Instructions for the task: Return each line that holds the word "name".

───── Given records

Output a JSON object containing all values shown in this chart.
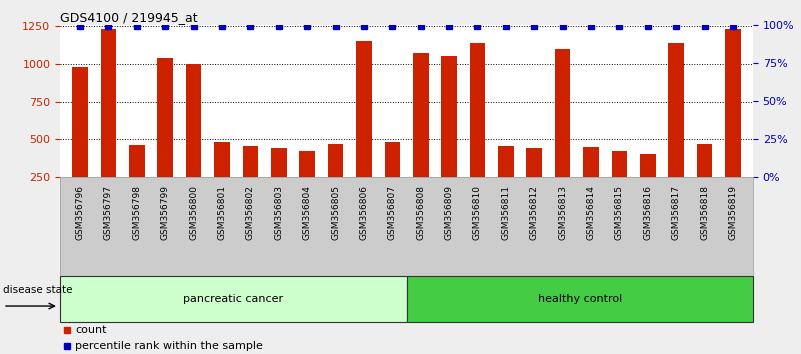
{
  "title": "GDS4100 / 219945_at",
  "samples": [
    "GSM356796",
    "GSM356797",
    "GSM356798",
    "GSM356799",
    "GSM356800",
    "GSM356801",
    "GSM356802",
    "GSM356803",
    "GSM356804",
    "GSM356805",
    "GSM356806",
    "GSM356807",
    "GSM356808",
    "GSM356809",
    "GSM356810",
    "GSM356811",
    "GSM356812",
    "GSM356813",
    "GSM356814",
    "GSM356815",
    "GSM356816",
    "GSM356817",
    "GSM356818",
    "GSM356819"
  ],
  "counts": [
    980,
    1230,
    460,
    1040,
    1000,
    480,
    455,
    440,
    425,
    470,
    1150,
    480,
    1070,
    1050,
    1140,
    455,
    445,
    1100,
    450,
    420,
    400,
    1140,
    470,
    1230
  ],
  "n_pancreatic": 12,
  "n_healthy": 12,
  "bar_color": "#CC2200",
  "percentile_color": "#0000BB",
  "ylim_left": [
    250,
    1260
  ],
  "yticks_left": [
    250,
    500,
    750,
    1000,
    1250
  ],
  "ylim_right": [
    0,
    100
  ],
  "yticks_right": [
    0,
    25,
    50,
    75,
    100
  ],
  "plot_bg": "#FFFFFF",
  "xtick_bg": "#CCCCCC",
  "group_color_pancreatic": "#CCFFCC",
  "group_color_healthy": "#44CC44",
  "group_border_color": "#333333",
  "label_count": "count",
  "label_percentile": "percentile rank within the sample",
  "disease_state_label": "disease state",
  "group_label_pancreatic": "pancreatic cancer",
  "group_label_healthy": "healthy control",
  "fig_bg": "#EEEEEE"
}
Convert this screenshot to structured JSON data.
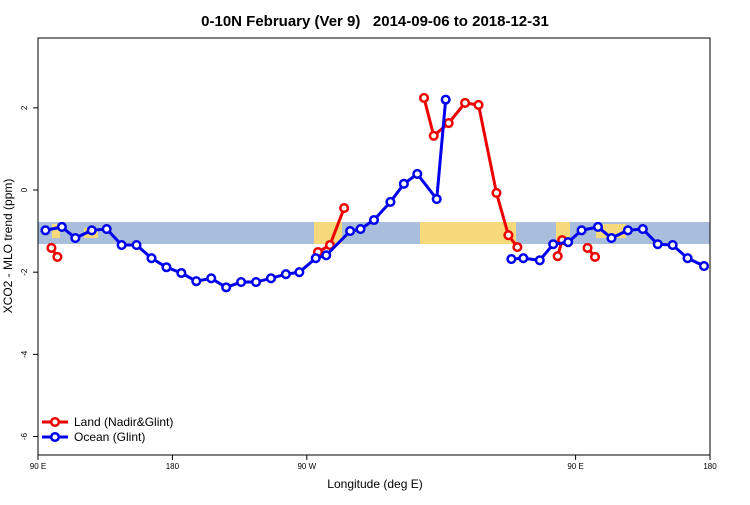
{
  "chart_data": {
    "type": "line",
    "title": "0-10N February (Ver 9)   2014-09-06 to 2018-12-31",
    "xlabel": "Longitude (deg E)",
    "ylabel": "XCO2 - MLO trend (ppm)",
    "xlim": [
      90,
      540
    ],
    "xticks": [
      {
        "value": 90,
        "label": "90 E"
      },
      {
        "value": 180,
        "label": "180"
      },
      {
        "value": 270,
        "label": "90 W"
      },
      {
        "value": 450,
        "label": "90 E"
      },
      {
        "value": 540,
        "label": "180"
      }
    ],
    "ylim": [
      -6.45,
      3.7
    ],
    "yticks": [
      -6,
      -4,
      -2,
      0,
      2
    ],
    "legend": "bottom-left",
    "series": [
      {
        "name": "Land (Nadir&Glint)",
        "color": "#ee0000",
        "x": [
          99,
          103,
          190,
          277.5,
          285.5,
          295,
          320,
          348.5,
          355,
          365,
          376,
          385,
          397,
          405,
          411,
          425,
          438,
          441,
          450,
          458,
          463
        ],
        "values": [
          -1.41,
          -1.63,
          null,
          -1.51,
          -1.34,
          -0.44,
          null,
          2.24,
          1.32,
          1.63,
          2.12,
          2.07,
          -0.07,
          -1.1,
          -1.39,
          null,
          -1.61,
          -1.22,
          null,
          -1.41,
          -1.63
        ]
      },
      {
        "name": "Ocean (Glint)",
        "color": "#0000ee",
        "x": [
          95,
          106,
          115,
          126,
          136,
          146,
          156,
          166,
          176,
          186,
          196,
          206,
          216,
          226,
          236,
          246,
          256,
          265,
          276,
          283,
          299,
          306,
          315,
          326,
          335,
          344,
          357,
          363,
          385,
          407,
          415,
          426,
          435,
          445,
          454,
          465,
          474,
          485,
          495,
          505,
          515,
          525,
          536
        ],
        "values": [
          -0.98,
          -0.9,
          -1.17,
          -0.98,
          -0.95,
          -1.34,
          -1.34,
          -1.66,
          -1.88,
          -2.02,
          -2.22,
          -2.15,
          -2.37,
          -2.24,
          -2.24,
          -2.15,
          -2.05,
          -2.0,
          -1.66,
          -1.59,
          -1.0,
          -0.95,
          -0.73,
          -0.29,
          0.15,
          0.39,
          -0.22,
          2.2,
          null,
          -1.68,
          -1.66,
          -1.71,
          -1.32,
          -1.27,
          -0.98,
          -0.9,
          -1.17,
          -0.98,
          -0.95,
          -1.32,
          -1.34,
          -1.66,
          -1.85
        ]
      }
    ]
  }
}
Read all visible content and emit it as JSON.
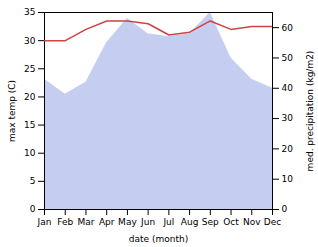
{
  "chart_data": {
    "type": "line",
    "categories": [
      "Jan",
      "Feb",
      "Mar",
      "Apr",
      "May",
      "Jun",
      "Jul",
      "Aug",
      "Sep",
      "Oct",
      "Nov",
      "Dec"
    ],
    "xlabel": "date (month)",
    "ylabel": "max temp (C)",
    "y2label": "med. precipitation (kg/m2)",
    "ylim": [
      0,
      35
    ],
    "yticks": [
      0,
      5,
      10,
      15,
      20,
      25,
      30,
      35
    ],
    "y2lim": [
      0,
      65
    ],
    "y2ticks": [
      0,
      10,
      20,
      30,
      40,
      50,
      60
    ],
    "series": [
      {
        "type": "area",
        "axis": "y2",
        "color": "#c5cef0",
        "values": [
          43,
          38,
          42,
          55,
          63,
          58,
          57,
          58,
          65,
          50,
          43,
          40
        ]
      },
      {
        "type": "line",
        "color": "#cc4444",
        "values": [
          30.0,
          30.0,
          32.0,
          33.5,
          33.5,
          33.0,
          31.0,
          31.5,
          33.5,
          32.0,
          32.5,
          32.5
        ]
      }
    ]
  }
}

──────────

Worked solution:
        "name": "Land (Nadir&Glint)",
        "name": "Ocean (Glint)",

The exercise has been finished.